Selected extract
----

There are countless details and nuances in lease contracts, especially for real estate leases. When no one is checking the bills against the lease details, incorrect charges and overpayments happen frequently. Here are just a few common examples.
With the use of many leased assets, things periodically need to be maintained and repaired. In a leased office space, the AC needs to be serviced, broken plumbing must be repaired, and faulty light fixtures replaced. The same is true for vehicle leases: cars, trucks and construction vehicles need oil changes and repairs.
When you order these repairs and maintenance services, chances are you automatically pay for them. But what if the lease specifies that the landlord or lessor pays for these items?
If you’re not checking, you’ve likely paid for many expenses that were not your responsibility.
In leased buildings, shared operational expenses (such as utility changes, cleaning costs, or landscaping expenses) commonly get divided among all the tenants in the building. Each tenant pays a percentage determined by the amount of usable space they occupy.
So what happens when there’s a change to the amount of usable space? Maybe the landlord added a new wing to the building. Or, maybe you gave up a portion of the space you were renting when a floor was subdivided. In both cases, your percentage of CAM charges should be reduced.
If your landlord doesn’t adjust your bills and your AP staff automatically pays those incorrect bills, you lose money for the remainder of the lease.
When a lease is negotiated, sometimes landlords agree to certain terms you request, such as the first month’s rent free, initial cleaning, or changing the carpet.

----

Excerpted records
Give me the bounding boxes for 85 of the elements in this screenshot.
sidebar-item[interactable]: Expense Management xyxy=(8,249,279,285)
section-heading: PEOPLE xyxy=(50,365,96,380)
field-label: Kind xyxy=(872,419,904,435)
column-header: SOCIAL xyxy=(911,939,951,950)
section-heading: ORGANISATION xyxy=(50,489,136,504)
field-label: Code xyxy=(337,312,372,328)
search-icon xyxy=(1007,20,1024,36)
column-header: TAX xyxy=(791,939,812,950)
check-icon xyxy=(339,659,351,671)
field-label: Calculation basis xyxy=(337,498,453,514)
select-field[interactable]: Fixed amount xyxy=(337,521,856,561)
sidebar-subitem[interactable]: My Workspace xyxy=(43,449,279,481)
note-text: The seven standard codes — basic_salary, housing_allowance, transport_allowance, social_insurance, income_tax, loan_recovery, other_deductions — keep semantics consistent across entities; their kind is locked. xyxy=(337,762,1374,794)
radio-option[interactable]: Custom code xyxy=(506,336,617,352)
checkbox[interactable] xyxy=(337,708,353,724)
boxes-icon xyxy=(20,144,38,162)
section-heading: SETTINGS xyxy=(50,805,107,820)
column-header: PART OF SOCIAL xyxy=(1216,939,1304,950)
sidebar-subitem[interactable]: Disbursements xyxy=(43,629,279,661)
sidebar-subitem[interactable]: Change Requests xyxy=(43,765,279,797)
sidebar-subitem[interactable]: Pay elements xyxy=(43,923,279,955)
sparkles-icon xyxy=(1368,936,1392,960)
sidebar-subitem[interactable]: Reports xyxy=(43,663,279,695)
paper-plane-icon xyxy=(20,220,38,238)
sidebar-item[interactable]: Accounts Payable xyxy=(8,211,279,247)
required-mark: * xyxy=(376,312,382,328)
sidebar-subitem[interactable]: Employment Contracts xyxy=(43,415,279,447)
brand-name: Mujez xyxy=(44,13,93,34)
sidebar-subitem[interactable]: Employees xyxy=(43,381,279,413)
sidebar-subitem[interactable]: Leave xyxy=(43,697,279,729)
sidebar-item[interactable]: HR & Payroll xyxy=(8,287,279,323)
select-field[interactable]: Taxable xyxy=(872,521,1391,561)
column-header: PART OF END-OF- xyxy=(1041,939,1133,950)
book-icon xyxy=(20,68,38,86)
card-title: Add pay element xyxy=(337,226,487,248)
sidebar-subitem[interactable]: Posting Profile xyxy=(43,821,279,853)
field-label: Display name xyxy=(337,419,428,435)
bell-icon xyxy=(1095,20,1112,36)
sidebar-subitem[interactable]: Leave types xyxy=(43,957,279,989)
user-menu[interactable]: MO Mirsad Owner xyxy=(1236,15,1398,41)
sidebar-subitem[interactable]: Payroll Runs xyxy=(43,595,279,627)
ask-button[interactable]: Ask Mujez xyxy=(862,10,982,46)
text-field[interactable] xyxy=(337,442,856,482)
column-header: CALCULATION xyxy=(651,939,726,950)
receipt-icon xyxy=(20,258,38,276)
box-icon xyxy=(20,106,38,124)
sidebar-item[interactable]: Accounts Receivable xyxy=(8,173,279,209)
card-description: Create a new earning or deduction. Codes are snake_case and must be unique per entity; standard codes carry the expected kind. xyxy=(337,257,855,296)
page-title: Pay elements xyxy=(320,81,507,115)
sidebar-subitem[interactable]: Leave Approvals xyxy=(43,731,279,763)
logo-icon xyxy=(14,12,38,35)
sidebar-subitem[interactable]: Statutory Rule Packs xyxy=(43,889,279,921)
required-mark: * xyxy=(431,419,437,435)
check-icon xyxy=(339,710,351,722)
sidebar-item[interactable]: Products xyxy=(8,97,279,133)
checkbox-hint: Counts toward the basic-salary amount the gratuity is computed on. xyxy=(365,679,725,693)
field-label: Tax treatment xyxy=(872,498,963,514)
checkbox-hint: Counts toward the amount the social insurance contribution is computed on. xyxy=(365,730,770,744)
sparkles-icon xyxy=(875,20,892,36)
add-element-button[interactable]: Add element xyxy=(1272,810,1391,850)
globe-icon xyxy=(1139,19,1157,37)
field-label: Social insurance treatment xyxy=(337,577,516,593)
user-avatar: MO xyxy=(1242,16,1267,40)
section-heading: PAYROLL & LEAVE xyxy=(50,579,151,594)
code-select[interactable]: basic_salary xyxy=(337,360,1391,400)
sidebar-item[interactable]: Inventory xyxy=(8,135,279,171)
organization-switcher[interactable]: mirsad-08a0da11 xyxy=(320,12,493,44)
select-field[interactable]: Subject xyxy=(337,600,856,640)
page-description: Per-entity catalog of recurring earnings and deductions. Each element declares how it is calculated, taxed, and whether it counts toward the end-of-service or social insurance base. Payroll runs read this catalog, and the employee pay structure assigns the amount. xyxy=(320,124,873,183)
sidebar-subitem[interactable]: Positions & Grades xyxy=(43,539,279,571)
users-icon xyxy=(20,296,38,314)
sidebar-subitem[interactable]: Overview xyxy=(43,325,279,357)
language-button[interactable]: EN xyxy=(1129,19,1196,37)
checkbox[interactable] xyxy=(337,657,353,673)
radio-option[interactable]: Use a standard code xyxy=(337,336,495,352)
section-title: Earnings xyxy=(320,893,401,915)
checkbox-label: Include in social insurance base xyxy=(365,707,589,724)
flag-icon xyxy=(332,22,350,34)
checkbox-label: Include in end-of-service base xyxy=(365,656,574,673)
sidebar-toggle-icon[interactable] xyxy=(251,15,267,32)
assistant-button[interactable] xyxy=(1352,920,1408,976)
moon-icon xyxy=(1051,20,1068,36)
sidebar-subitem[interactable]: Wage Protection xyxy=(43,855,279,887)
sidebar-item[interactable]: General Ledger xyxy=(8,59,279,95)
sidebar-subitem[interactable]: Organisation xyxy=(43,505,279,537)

----

Exercise instructions
Resume the text on lease billing errors after its final sentence. The listing has no connection to the text about lease overcharges.

Reply
Many times, those agreed-upon changes to the landlord’s standard lease never make it into the billing, so you never get your free month’s rent. Or worse, you get charged for things you never received, like cleaning or carpeting.
The fact is, it doesn’t matter what’s in your leases if you’re not tracking the details and regularly validating your payments to be sure your lease payments align with the contracts.
When your lease accounting software tracks not only lease payment information (needed for accounting calculations) but also documents all the details of your leases, you have a powerful tool for preventing overpayments.
Here’s how you can do that when you choose lease accounting software (like Visual Lease) that offers lease auditing capabilities.
Visual Lease users can automatically validate lease payments BEFORE you pay the wrong amount!
Every time you pay a bill, you’ll enter the charge into the system. When the system is tracking all your lease terms, it can automatically analyze the payment against the lease contract. If the amount doesn’t match what’s expected, you’ll be alerted. You can choose to pay only the expected amount and hold back the differential until you can investigate with the lessor.
Certain lease payment amounts, such as CAM building expenses, change over time and you may not be able to validate simply by checking against the lease contract. For example, utility charges for one location may suddenly go up. While you may expect utility rates to increase, how can you tell if you’re being overcharged? It’s possible that a new tenant is the building is using more than their share and you’re being charged a percentage of that. Or, there may be an charge for electricity on the weekend because you failed to notify the landlord in advance.
If you’re not looking for these mistakes (on your part or the landlord’s), you’ll never find these opportunities to save big money.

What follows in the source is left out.